*STATED TASK*
Starting at the line containing "radio-button[interactable] <box>53 531" and stopping after the line containing "radio-button[interactable] <box>53 572", render those lines of the listing as a numbered list, omitting any blank lines.
··· RECORDED DATA
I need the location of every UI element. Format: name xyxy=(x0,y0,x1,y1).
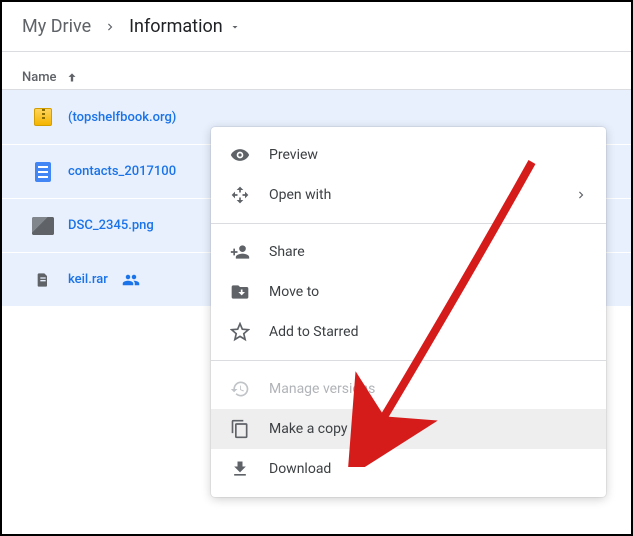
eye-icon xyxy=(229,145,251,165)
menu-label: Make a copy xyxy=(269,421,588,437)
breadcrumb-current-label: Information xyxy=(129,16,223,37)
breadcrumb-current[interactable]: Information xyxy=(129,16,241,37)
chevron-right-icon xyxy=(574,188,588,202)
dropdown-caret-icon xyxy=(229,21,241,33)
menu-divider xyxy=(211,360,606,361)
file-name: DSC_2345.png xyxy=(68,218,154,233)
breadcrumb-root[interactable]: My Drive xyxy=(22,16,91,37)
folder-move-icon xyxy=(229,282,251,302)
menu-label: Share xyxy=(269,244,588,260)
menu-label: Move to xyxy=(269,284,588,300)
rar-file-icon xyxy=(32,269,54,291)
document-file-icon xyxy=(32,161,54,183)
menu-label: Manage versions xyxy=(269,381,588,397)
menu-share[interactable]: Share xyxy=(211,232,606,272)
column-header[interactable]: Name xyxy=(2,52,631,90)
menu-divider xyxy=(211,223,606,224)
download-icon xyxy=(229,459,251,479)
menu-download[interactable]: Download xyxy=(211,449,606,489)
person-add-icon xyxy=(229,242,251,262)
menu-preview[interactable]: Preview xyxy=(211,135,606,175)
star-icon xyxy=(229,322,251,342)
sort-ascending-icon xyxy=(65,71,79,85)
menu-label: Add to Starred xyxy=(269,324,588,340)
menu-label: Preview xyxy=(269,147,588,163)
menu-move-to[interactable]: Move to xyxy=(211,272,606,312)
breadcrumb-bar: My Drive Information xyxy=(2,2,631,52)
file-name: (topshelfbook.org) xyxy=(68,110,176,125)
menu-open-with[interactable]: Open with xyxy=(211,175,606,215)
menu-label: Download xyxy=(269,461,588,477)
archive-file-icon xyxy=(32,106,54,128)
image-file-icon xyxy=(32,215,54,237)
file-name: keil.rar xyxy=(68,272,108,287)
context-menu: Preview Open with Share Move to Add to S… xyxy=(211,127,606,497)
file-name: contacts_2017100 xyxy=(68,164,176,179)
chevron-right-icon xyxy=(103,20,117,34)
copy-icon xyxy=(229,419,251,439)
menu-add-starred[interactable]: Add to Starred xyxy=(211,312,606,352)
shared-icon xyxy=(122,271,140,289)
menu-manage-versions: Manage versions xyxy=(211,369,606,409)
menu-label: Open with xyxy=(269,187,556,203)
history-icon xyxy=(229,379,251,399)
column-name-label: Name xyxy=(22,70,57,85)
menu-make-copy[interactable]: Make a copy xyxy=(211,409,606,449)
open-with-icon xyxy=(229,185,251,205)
······
··· RECORDED DATA
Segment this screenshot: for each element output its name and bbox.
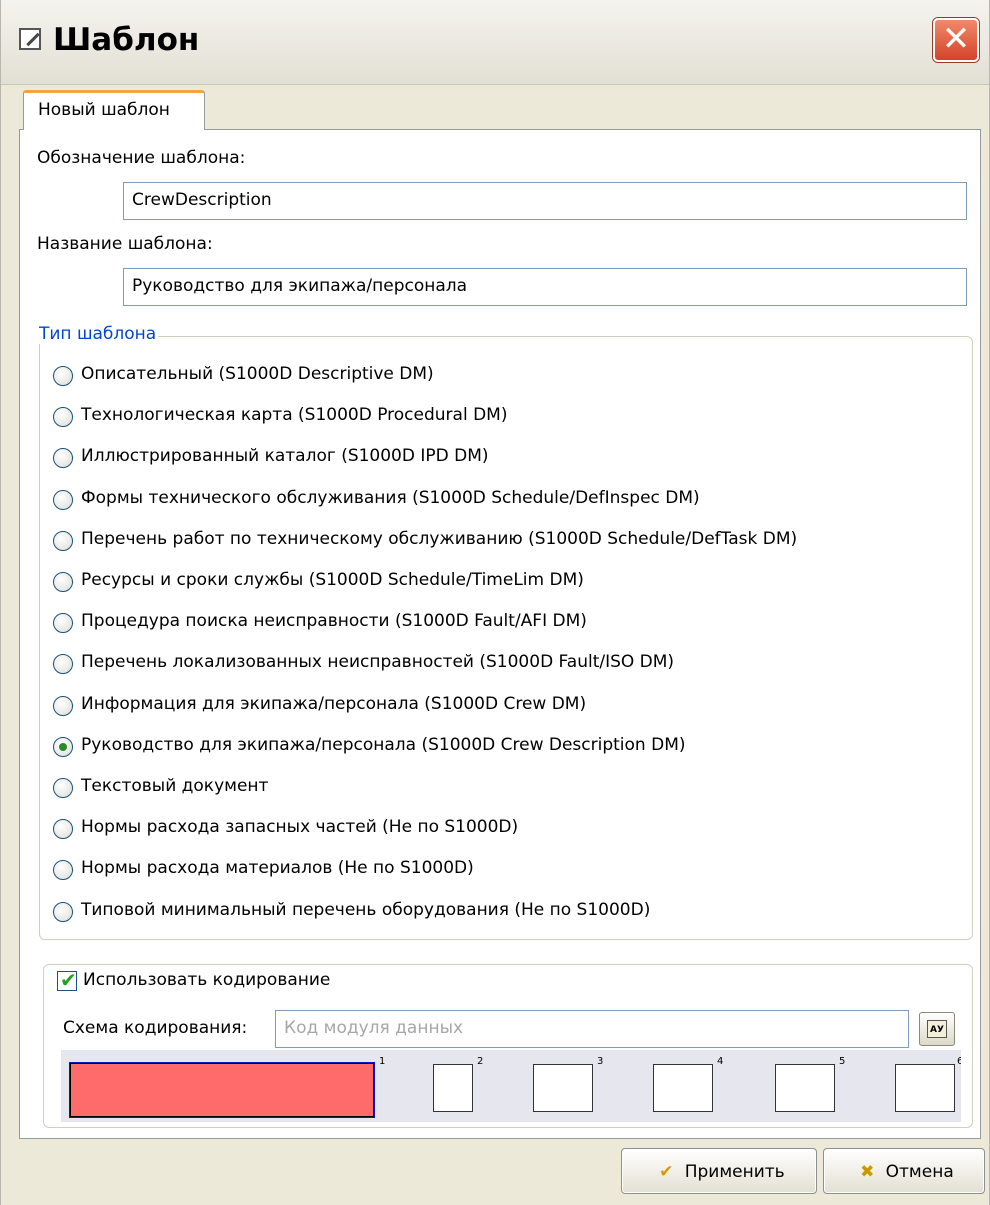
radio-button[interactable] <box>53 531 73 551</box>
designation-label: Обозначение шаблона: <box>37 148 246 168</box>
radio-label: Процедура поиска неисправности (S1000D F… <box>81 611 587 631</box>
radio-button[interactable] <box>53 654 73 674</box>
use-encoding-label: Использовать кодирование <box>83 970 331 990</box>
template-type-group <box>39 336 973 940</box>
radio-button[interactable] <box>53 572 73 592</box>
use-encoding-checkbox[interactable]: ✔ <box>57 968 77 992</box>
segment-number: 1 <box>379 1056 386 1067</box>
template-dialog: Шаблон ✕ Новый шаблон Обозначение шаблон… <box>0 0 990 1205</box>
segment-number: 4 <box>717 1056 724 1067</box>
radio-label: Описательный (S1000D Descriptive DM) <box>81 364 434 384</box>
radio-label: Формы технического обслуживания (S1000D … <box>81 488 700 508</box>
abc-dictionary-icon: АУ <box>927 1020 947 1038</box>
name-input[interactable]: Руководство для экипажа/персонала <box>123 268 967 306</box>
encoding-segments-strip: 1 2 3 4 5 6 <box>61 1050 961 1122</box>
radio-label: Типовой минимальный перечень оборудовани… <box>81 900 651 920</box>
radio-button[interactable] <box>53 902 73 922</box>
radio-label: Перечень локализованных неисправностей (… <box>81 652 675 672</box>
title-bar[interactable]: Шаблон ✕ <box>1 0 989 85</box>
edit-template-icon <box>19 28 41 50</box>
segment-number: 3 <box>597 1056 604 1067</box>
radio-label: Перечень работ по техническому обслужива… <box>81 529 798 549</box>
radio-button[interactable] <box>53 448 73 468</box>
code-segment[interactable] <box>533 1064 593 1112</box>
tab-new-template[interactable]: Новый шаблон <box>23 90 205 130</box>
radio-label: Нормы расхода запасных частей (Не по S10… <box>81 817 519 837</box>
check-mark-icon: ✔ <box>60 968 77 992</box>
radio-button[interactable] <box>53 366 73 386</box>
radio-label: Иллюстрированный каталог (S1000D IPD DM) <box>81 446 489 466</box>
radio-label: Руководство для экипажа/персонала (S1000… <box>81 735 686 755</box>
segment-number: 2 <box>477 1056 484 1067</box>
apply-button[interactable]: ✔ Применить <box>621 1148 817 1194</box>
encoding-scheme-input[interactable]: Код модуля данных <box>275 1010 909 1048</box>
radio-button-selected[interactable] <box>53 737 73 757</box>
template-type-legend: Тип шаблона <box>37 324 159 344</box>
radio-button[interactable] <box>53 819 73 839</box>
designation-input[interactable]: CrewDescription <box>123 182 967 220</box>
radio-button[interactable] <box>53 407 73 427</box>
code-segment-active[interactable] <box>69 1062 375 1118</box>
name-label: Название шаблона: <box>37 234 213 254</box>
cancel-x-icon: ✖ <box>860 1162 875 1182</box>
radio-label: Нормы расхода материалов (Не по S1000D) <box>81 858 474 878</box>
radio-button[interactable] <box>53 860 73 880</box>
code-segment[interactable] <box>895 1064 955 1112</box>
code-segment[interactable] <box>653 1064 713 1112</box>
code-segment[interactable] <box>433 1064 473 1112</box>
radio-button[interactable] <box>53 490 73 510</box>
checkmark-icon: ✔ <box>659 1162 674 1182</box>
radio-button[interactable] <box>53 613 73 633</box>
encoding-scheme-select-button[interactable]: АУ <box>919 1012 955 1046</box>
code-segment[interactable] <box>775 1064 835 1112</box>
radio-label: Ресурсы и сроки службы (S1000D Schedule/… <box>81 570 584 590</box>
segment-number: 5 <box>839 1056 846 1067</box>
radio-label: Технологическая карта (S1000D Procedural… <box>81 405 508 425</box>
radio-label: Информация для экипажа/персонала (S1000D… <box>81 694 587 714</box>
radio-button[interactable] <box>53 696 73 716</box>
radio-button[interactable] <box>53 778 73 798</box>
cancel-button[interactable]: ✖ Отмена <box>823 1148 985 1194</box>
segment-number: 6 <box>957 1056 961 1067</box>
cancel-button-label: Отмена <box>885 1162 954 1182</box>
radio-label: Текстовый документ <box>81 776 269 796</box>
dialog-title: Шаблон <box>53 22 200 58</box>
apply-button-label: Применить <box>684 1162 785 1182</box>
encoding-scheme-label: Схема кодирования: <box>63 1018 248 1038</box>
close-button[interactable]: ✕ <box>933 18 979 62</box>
······
*SOLUTION TO THIS TASK*
1. radio-button[interactable] <box>53 531 73 551</box>
2. designation-label: Обозначение шаблона: <box>37 148 246 168</box>
3. radio-label: Процедура поиска неисправности (S1000D F… <box>81 611 587 631</box>
4. radio-button[interactable] <box>53 654 73 674</box>
5. use-encoding-label: Использовать кодирование <box>83 970 331 990</box>
6. template-type-group <box>39 336 973 940</box>
7. radio-button[interactable] <box>53 572 73 592</box>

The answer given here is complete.